(Raw records)

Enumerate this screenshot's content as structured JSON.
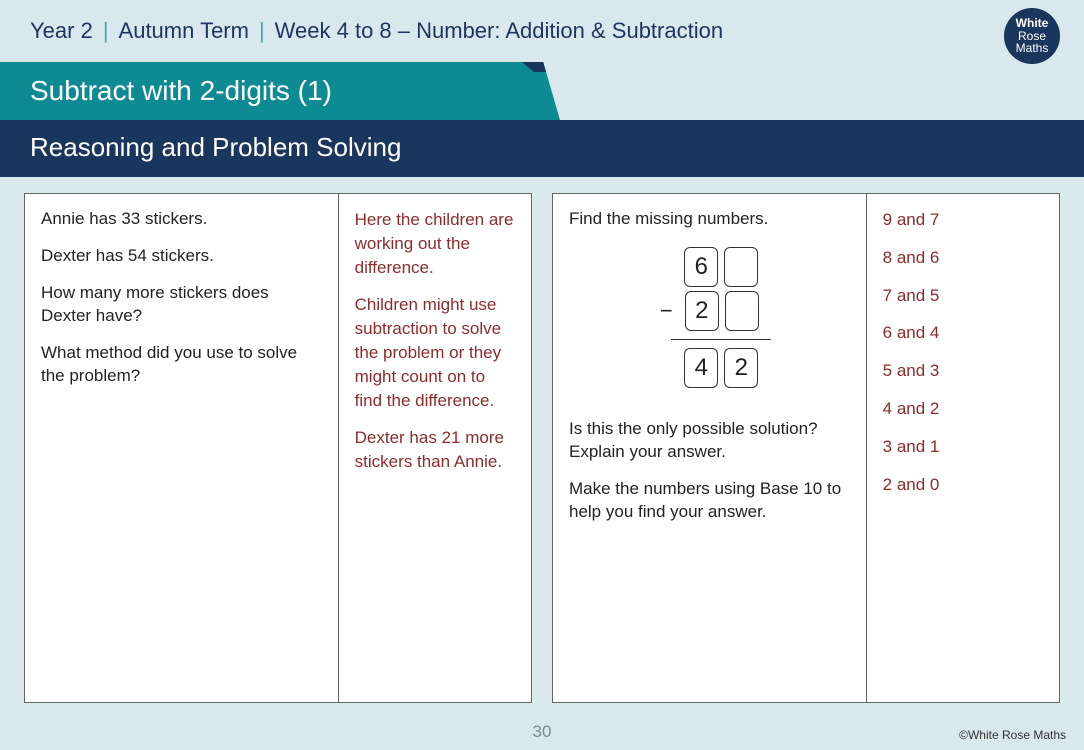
{
  "breadcrumb": {
    "year": "Year 2",
    "term": "Autumn Term",
    "weeks": "Week 4 to 8 – Number: Addition & Subtraction"
  },
  "logo": {
    "l1": "White",
    "l2": "Rose",
    "l3": "Maths"
  },
  "title": "Subtract with 2-digits (1)",
  "subtitle": "Reasoning and Problem Solving",
  "left": {
    "q1": "Annie has 33 stickers.",
    "q2": "Dexter has 54 stickers.",
    "q3": "How many more stickers does Dexter have?",
    "q4": "What method did you use to solve the problem?",
    "a1": "Here the children are working out the difference.",
    "a2": "Children might use subtraction to solve the problem or they might count on to find the difference.",
    "a3": "Dexter has 21 more stickers than Annie."
  },
  "right": {
    "q1": "Find the missing numbers.",
    "sum": {
      "top_tens": "6",
      "top_ones": "",
      "mid_tens": "2",
      "mid_ones": "",
      "res_tens": "4",
      "res_ones": "2",
      "op": "−"
    },
    "q2": "Is this the only possible solution? Explain your answer.",
    "q3": "Make the numbers using Base 10 to help you find your answer.",
    "answers": [
      "9 and 7",
      "8 and 6",
      "7 and 5",
      "6 and 4",
      "5 and 3",
      "4 and 2",
      "3 and 1",
      "2 and 0"
    ]
  },
  "page_number": "30",
  "copyright": "©White Rose Maths"
}
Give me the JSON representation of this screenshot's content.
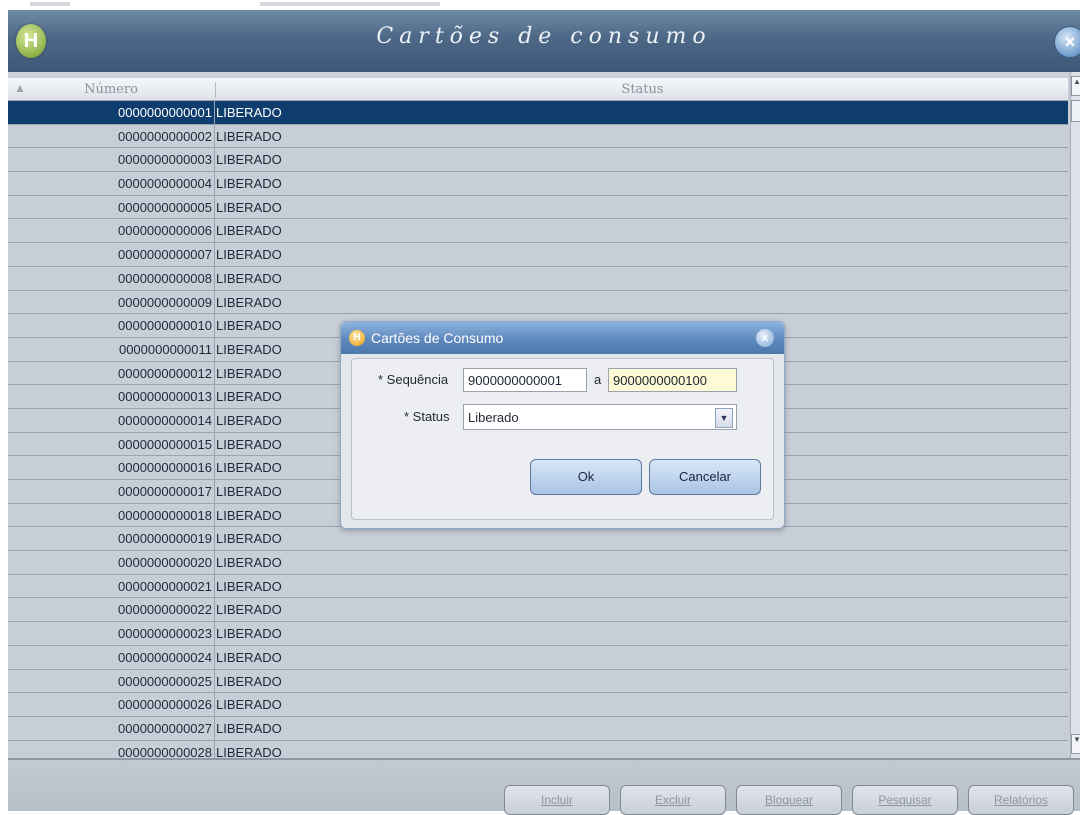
{
  "window": {
    "title": "Cartões de consumo",
    "logo_glyph": "H",
    "close_glyph": "×"
  },
  "grid": {
    "sort_glyph": "▲",
    "columns": [
      "Número",
      "Status"
    ],
    "selected_index": 0,
    "rows": [
      {
        "numero": "0000000000001",
        "status": "LIBERADO"
      },
      {
        "numero": "0000000000002",
        "status": "LIBERADO"
      },
      {
        "numero": "0000000000003",
        "status": "LIBERADO"
      },
      {
        "numero": "0000000000004",
        "status": "LIBERADO"
      },
      {
        "numero": "0000000000005",
        "status": "LIBERADO"
      },
      {
        "numero": "0000000000006",
        "status": "LIBERADO"
      },
      {
        "numero": "0000000000007",
        "status": "LIBERADO"
      },
      {
        "numero": "0000000000008",
        "status": "LIBERADO"
      },
      {
        "numero": "0000000000009",
        "status": "LIBERADO"
      },
      {
        "numero": "0000000000010",
        "status": "LIBERADO"
      },
      {
        "numero": "0000000000011",
        "status": "LIBERADO"
      },
      {
        "numero": "0000000000012",
        "status": "LIBERADO"
      },
      {
        "numero": "0000000000013",
        "status": "LIBERADO"
      },
      {
        "numero": "0000000000014",
        "status": "LIBERADO"
      },
      {
        "numero": "0000000000015",
        "status": "LIBERADO"
      },
      {
        "numero": "0000000000016",
        "status": "LIBERADO"
      },
      {
        "numero": "0000000000017",
        "status": "LIBERADO"
      },
      {
        "numero": "0000000000018",
        "status": "LIBERADO"
      },
      {
        "numero": "0000000000019",
        "status": "LIBERADO"
      },
      {
        "numero": "0000000000020",
        "status": "LIBERADO"
      },
      {
        "numero": "0000000000021",
        "status": "LIBERADO"
      },
      {
        "numero": "0000000000022",
        "status": "LIBERADO"
      },
      {
        "numero": "0000000000023",
        "status": "LIBERADO"
      },
      {
        "numero": "0000000000024",
        "status": "LIBERADO"
      },
      {
        "numero": "0000000000025",
        "status": "LIBERADO"
      },
      {
        "numero": "0000000000026",
        "status": "LIBERADO"
      },
      {
        "numero": "0000000000027",
        "status": "LIBERADO"
      },
      {
        "numero": "0000000000028",
        "status": "LIBERADO"
      }
    ]
  },
  "footer": {
    "buttons": [
      "Incluir",
      "Excluir",
      "Bloquear",
      "Pesquisar",
      "Relatórios"
    ]
  },
  "dialog": {
    "title": "Cartões de Consumo",
    "sequencia_label": "* Sequência",
    "sequencia_from": "9000000000001",
    "sequencia_sep": "a",
    "sequencia_to": "9000000000100",
    "status_label": "* Status",
    "status_value": "Liberado",
    "ok_label": "Ok",
    "cancel_label": "Cancelar"
  },
  "colors": {
    "titlebar": "#4d6886",
    "selected_row": "#0f3d6e",
    "grid_bg": "#c8ced7",
    "dialog_title": "#5f89bd",
    "highlight_input": "#fdfbd6"
  }
}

(Requirement) Every line holding "your" should be copied out.

(Answer to the task)
    "q2": "Is this the only possible solution? Explain your answer.",
    "q3": "Make the numbers using Base 10 to help you find your answer.",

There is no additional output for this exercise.